* START *

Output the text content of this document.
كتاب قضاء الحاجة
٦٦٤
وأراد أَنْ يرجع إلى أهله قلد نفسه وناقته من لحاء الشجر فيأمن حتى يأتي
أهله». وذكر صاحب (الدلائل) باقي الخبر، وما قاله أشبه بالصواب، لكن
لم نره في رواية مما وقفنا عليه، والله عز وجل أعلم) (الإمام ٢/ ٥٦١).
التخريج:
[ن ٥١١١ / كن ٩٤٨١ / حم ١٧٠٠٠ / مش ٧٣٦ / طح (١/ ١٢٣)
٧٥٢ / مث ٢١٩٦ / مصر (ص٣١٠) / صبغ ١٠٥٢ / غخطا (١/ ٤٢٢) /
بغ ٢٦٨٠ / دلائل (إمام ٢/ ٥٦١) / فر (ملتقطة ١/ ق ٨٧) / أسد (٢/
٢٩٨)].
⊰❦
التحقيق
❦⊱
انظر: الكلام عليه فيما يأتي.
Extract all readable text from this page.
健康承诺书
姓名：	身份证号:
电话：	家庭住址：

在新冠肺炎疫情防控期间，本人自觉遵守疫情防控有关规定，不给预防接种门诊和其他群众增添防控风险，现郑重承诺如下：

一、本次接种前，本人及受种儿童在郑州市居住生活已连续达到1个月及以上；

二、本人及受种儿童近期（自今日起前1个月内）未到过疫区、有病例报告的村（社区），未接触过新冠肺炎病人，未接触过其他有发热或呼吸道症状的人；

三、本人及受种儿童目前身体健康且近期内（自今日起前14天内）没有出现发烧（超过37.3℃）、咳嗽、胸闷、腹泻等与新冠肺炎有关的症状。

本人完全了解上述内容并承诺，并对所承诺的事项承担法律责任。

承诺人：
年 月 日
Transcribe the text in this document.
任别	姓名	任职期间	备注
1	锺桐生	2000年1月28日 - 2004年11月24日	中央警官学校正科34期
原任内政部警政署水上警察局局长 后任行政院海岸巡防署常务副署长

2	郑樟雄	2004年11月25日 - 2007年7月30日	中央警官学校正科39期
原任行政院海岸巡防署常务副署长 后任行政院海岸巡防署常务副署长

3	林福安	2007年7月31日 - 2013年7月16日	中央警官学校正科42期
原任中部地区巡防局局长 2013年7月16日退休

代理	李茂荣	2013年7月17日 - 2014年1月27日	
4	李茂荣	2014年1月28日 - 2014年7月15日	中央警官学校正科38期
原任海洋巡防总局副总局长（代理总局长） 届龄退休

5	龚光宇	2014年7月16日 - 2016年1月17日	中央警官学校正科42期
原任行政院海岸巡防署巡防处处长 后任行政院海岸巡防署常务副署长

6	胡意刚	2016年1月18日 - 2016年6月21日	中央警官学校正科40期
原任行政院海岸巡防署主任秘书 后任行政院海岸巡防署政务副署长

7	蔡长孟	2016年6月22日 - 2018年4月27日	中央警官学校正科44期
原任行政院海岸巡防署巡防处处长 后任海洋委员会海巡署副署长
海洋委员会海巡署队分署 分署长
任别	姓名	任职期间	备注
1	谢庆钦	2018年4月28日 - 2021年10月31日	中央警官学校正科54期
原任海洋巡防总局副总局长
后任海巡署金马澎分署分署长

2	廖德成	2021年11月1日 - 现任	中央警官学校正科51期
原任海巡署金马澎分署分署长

* END *

-- Task description --
Copy every line of the records above that contains "后任行政院海岸巡防署常务副署长".

-- Answer to the problem --
原任内政部警政署水上警察局局长 后任行政院海岸巡防署常务副署长
原任行政院海岸巡防署常务副署长 后任行政院海岸巡防署常务副署长
原任行政院海岸巡防署巡防处处长 后任行政院海岸巡防署常务副署长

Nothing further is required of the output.